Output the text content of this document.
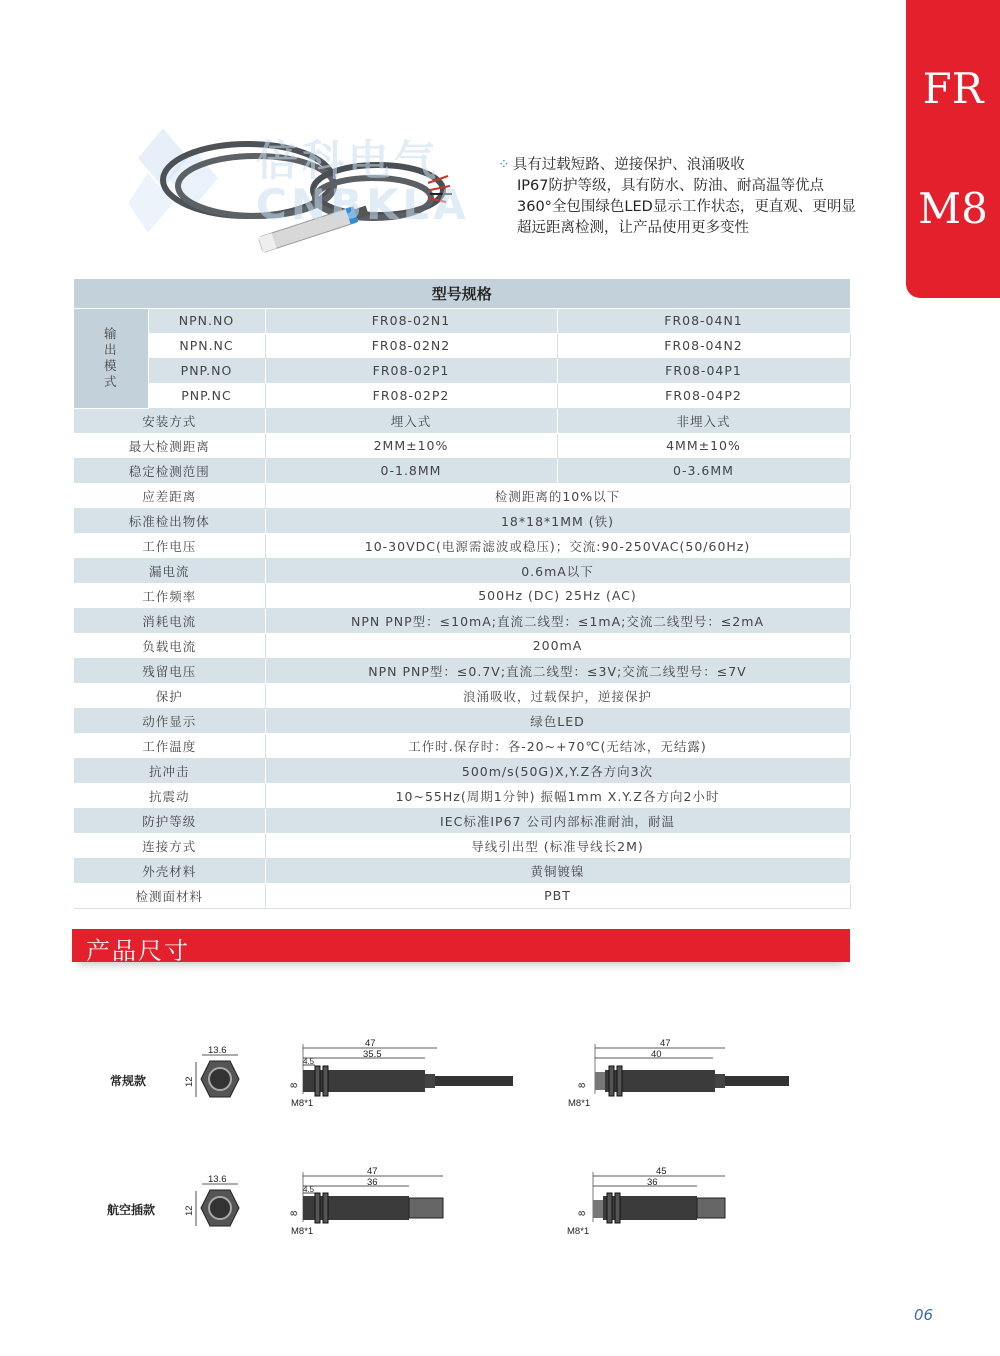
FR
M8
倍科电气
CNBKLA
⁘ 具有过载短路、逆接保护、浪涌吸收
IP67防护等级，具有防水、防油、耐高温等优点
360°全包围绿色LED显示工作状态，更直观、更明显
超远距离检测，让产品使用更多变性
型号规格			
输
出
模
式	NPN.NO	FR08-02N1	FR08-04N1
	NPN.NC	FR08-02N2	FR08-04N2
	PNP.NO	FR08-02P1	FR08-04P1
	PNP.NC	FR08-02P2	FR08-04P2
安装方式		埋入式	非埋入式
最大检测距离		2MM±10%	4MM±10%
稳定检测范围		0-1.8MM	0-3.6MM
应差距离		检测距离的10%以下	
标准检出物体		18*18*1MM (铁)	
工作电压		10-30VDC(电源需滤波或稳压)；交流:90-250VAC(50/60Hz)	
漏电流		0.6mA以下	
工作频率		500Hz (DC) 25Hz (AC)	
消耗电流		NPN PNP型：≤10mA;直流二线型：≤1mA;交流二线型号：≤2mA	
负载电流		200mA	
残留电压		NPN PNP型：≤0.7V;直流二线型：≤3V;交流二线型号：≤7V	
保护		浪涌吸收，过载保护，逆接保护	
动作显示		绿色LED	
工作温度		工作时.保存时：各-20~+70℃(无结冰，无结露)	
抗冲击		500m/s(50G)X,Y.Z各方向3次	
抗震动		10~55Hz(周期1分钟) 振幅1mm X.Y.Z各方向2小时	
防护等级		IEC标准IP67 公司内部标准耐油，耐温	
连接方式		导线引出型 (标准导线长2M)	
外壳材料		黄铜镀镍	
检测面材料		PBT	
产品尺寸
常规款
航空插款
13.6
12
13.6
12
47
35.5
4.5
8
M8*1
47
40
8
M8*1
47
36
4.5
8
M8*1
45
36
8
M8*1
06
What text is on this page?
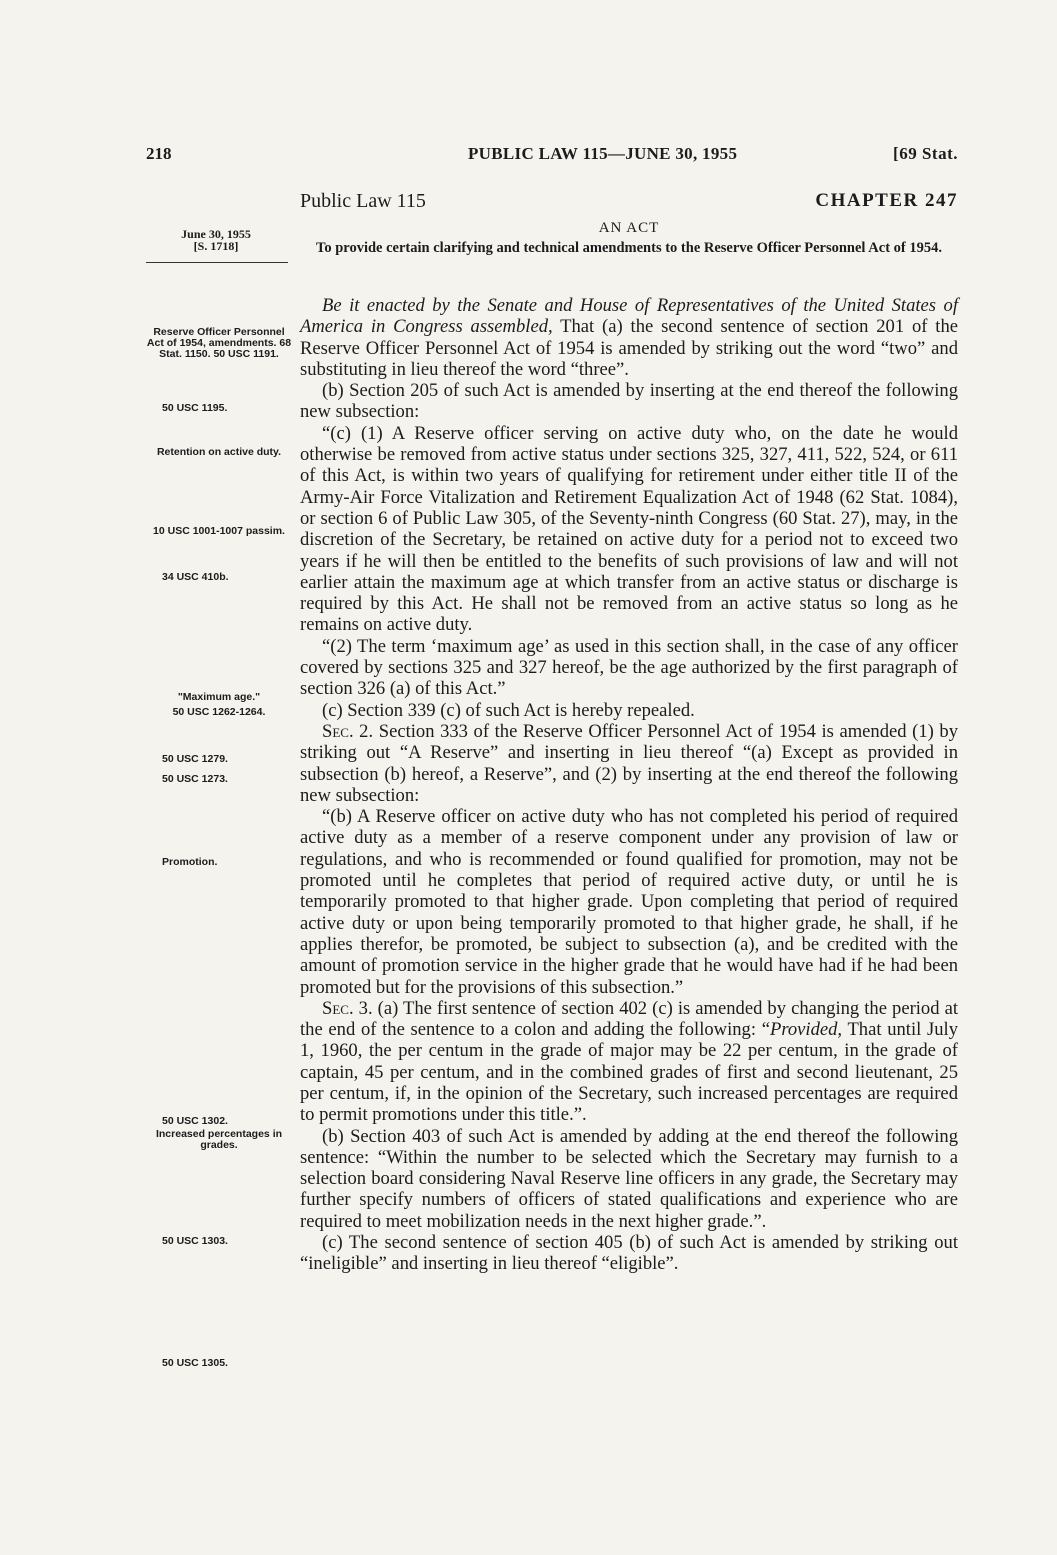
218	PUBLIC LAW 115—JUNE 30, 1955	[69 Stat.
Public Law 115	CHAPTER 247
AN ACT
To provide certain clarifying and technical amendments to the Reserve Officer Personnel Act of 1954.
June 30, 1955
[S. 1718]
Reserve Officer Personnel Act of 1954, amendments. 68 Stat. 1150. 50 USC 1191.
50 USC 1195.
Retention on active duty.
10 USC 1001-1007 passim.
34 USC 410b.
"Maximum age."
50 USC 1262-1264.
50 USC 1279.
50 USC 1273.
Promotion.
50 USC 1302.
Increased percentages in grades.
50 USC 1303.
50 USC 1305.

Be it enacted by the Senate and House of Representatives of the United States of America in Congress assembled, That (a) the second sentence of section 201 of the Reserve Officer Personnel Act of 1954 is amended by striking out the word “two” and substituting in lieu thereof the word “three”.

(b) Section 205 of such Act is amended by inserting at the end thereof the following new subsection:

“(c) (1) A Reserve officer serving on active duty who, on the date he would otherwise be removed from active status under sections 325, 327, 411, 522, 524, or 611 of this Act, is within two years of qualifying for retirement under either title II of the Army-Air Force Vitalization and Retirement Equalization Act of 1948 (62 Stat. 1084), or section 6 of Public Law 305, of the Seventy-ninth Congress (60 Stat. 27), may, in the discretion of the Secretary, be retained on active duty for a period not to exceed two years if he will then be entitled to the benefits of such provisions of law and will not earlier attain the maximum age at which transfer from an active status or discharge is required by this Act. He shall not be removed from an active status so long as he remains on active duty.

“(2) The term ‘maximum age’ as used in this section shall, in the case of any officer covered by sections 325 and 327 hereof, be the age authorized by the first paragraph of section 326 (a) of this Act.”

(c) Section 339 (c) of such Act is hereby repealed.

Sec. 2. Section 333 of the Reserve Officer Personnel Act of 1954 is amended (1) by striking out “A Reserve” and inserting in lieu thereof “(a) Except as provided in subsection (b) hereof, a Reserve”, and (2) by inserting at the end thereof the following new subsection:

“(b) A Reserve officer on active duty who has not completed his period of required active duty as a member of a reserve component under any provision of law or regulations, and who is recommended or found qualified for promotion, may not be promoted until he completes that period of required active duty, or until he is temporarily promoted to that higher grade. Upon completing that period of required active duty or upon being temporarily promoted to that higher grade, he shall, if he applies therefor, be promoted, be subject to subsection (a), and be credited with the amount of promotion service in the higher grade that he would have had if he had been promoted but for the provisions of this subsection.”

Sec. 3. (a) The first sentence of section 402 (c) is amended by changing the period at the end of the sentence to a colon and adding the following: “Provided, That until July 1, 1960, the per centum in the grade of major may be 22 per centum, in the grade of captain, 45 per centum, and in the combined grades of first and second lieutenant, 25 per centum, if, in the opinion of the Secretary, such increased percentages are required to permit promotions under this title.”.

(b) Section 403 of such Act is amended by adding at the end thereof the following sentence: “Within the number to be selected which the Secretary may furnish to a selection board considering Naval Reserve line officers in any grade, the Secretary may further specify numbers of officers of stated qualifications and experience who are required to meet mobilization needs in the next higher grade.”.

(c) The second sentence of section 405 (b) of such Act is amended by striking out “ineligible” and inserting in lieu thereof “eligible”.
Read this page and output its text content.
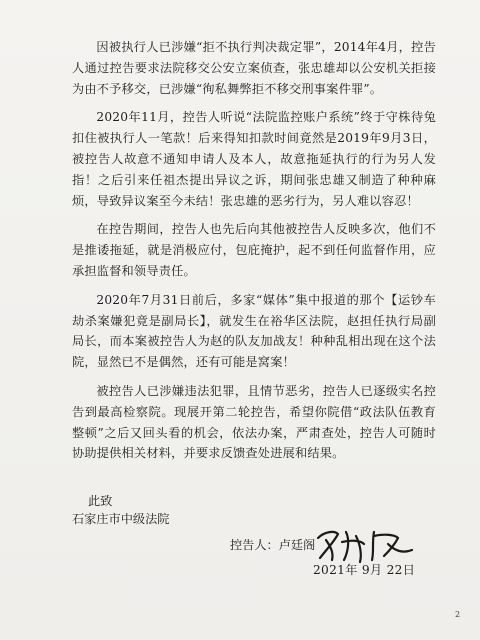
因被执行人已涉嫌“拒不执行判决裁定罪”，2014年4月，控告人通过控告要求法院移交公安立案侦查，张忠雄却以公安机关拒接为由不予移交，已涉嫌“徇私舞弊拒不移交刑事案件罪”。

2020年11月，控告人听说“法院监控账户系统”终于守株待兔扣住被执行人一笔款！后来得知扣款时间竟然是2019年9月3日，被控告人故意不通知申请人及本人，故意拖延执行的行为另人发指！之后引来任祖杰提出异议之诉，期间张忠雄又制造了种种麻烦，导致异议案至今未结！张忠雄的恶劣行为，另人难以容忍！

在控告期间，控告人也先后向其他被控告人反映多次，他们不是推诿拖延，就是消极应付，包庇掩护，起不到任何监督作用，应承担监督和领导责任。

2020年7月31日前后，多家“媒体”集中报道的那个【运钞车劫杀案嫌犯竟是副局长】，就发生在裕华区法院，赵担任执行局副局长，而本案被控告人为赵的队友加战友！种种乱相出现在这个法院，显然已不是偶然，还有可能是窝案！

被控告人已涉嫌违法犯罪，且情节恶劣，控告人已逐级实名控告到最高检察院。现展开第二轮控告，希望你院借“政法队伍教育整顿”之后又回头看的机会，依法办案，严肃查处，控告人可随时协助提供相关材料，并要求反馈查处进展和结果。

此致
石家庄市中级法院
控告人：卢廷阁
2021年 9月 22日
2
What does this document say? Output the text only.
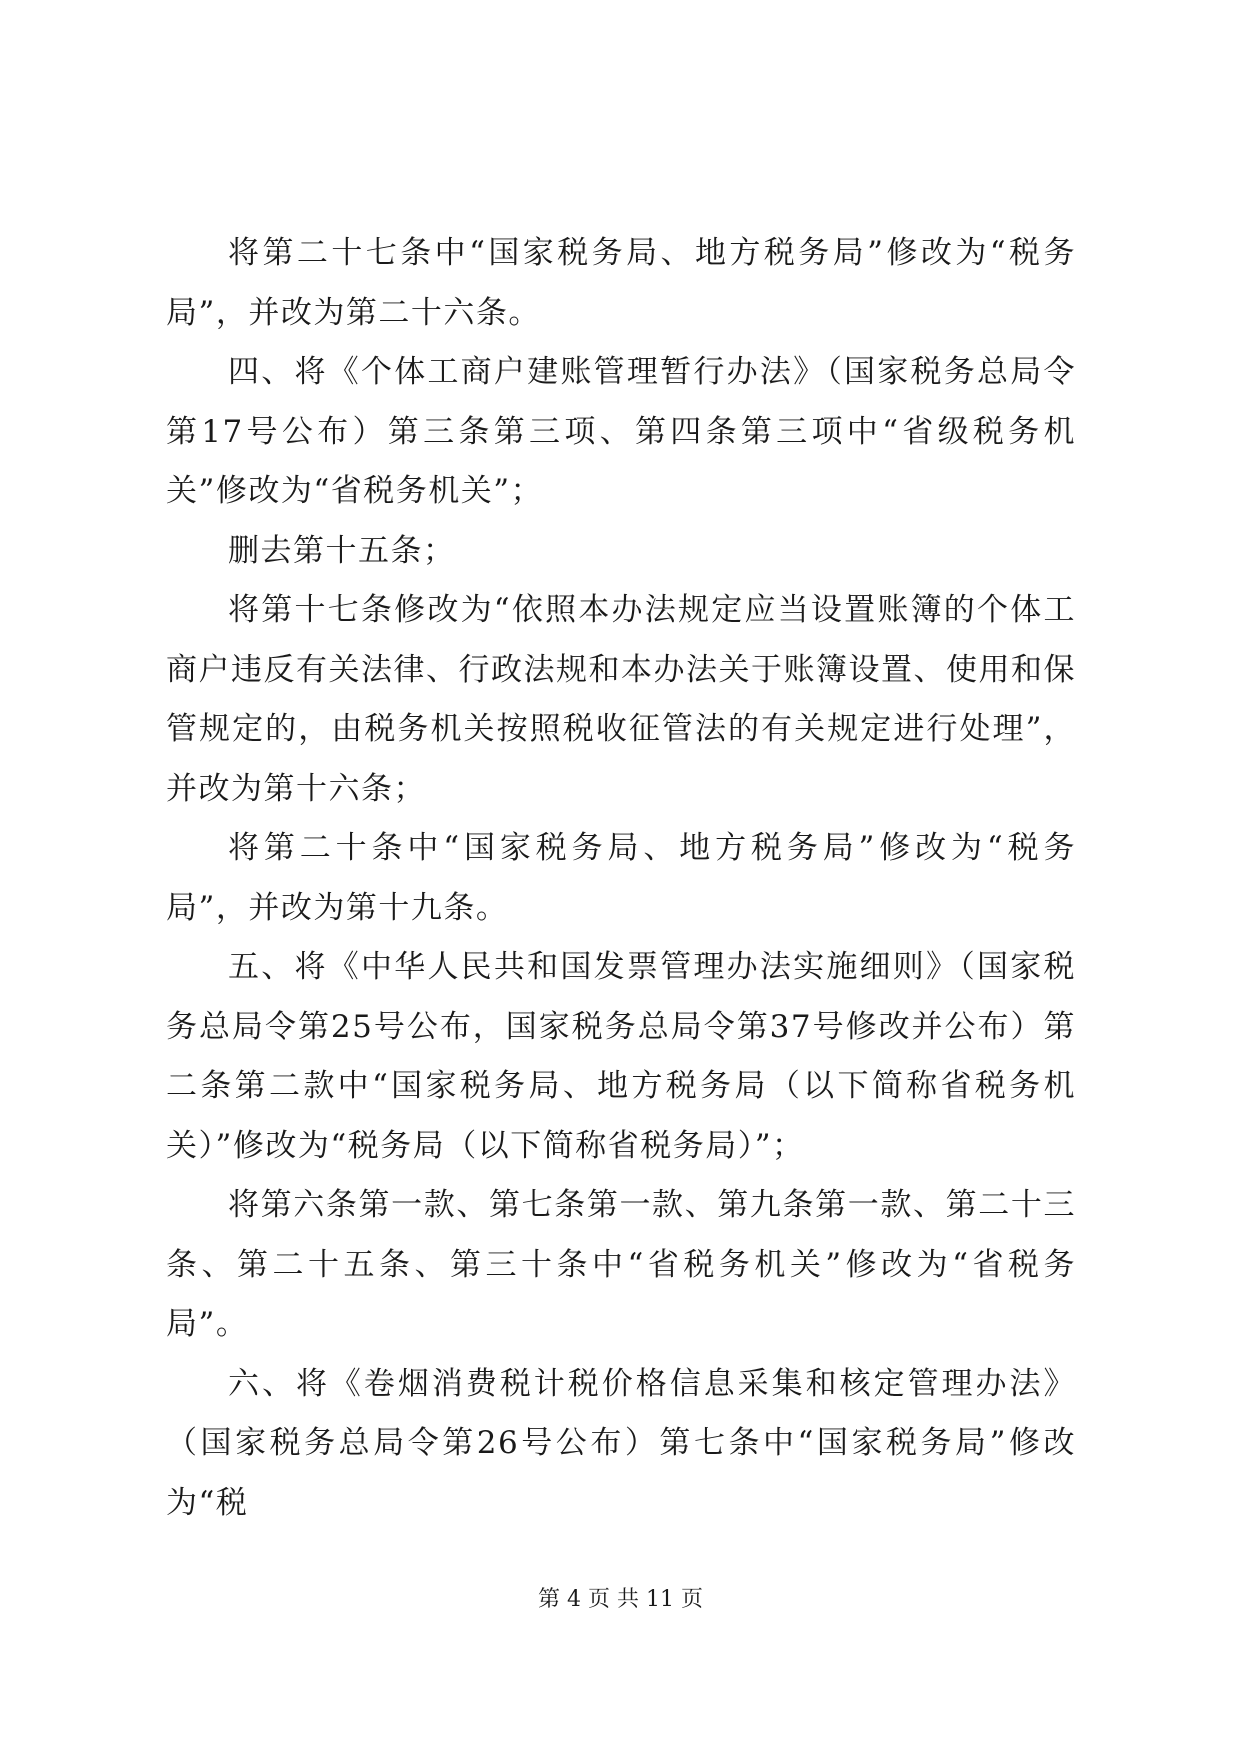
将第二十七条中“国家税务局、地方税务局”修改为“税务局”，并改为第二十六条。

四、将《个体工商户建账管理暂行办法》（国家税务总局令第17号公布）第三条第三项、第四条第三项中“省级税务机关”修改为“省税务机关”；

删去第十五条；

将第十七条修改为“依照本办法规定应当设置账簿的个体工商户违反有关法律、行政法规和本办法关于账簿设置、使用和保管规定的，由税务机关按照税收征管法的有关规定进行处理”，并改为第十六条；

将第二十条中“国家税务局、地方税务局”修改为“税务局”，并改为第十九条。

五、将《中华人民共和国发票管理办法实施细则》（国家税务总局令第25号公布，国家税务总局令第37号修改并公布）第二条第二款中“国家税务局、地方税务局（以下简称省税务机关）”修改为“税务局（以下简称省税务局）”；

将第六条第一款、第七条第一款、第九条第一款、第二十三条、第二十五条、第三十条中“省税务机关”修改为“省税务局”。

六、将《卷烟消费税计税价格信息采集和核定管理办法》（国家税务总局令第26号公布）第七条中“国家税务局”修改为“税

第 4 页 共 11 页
·····
◆ **Goal of the exercise**
Pictures are not part of the copy. Extract exactly the lines from the line containing "Read this page and output its text content." through the final line of the entries above, both included.

◆ **Solution to the exercise**
Read this page and output its text content.
因被执行人已涉嫌“拒不执行判决裁定罪”，2014年4月，控告人通过控告要求法院移交公安立案侦查，张忠雄却以公安机关拒接为由不予移交，已涉嫌“徇私舞弊拒不移交刑事案件罪”。

2020年11月，控告人听说“法院监控账户系统”终于守株待兔扣住被执行人一笔款！后来得知扣款时间竟然是2019年9月3日，被控告人故意不通知申请人及本人，故意拖延执行的行为另人发指！之后引来任祖杰提出异议之诉，期间张忠雄又制造了种种麻烦，导致异议案至今未结！张忠雄的恶劣行为，另人难以容忍！

在控告期间，控告人也先后向其他被控告人反映多次，他们不是推诿拖延，就是消极应付，包庇掩护，起不到任何监督作用，应承担监督和领导责任。

2020年7月31日前后，多家“媒体”集中报道的那个【运钞车劫杀案嫌犯竟是副局长】，就发生在裕华区法院，赵担任执行局副局长，而本案被控告人为赵的队友加战友！种种乱相出现在这个法院，显然已不是偶然，还有可能是窝案！

被控告人已涉嫌违法犯罪，且情节恶劣，控告人已逐级实名控告到最高检察院。现展开第二轮控告，希望你院借“政法队伍教育整顿”之后又回头看的机会，依法办案，严肃查处，控告人可随时协助提供相关材料，并要求反馈查处进展和结果。

此致
石家庄市中级法院
控告人：卢廷阁
2021年 9月 22日
2
What does this document say? Output the text only.
将第二十七条中“国家税务局、地方税务局”修改为“税务局”，并改为第二十六条。

四、将《个体工商户建账管理暂行办法》（国家税务总局令第17号公布）第三条第三项、第四条第三项中“省级税务机关”修改为“省税务机关”；

删去第十五条；

将第十七条修改为“依照本办法规定应当设置账簿的个体工商户违反有关法律、行政法规和本办法关于账簿设置、使用和保管规定的，由税务机关按照税收征管法的有关规定进行处理”，并改为第十六条；

将第二十条中“国家税务局、地方税务局”修改为“税务局”，并改为第十九条。

五、将《中华人民共和国发票管理办法实施细则》（国家税务总局令第25号公布，国家税务总局令第37号修改并公布）第二条第二款中“国家税务局、地方税务局（以下简称省税务机关）”修改为“税务局（以下简称省税务局）”；

将第六条第一款、第七条第一款、第九条第一款、第二十三条、第二十五条、第三十条中“省税务机关”修改为“省税务局”。

六、将《卷烟消费税计税价格信息采集和核定管理办法》（国家税务总局令第26号公布）第七条中“国家税务局”修改为“税

第 4 页 共 11 页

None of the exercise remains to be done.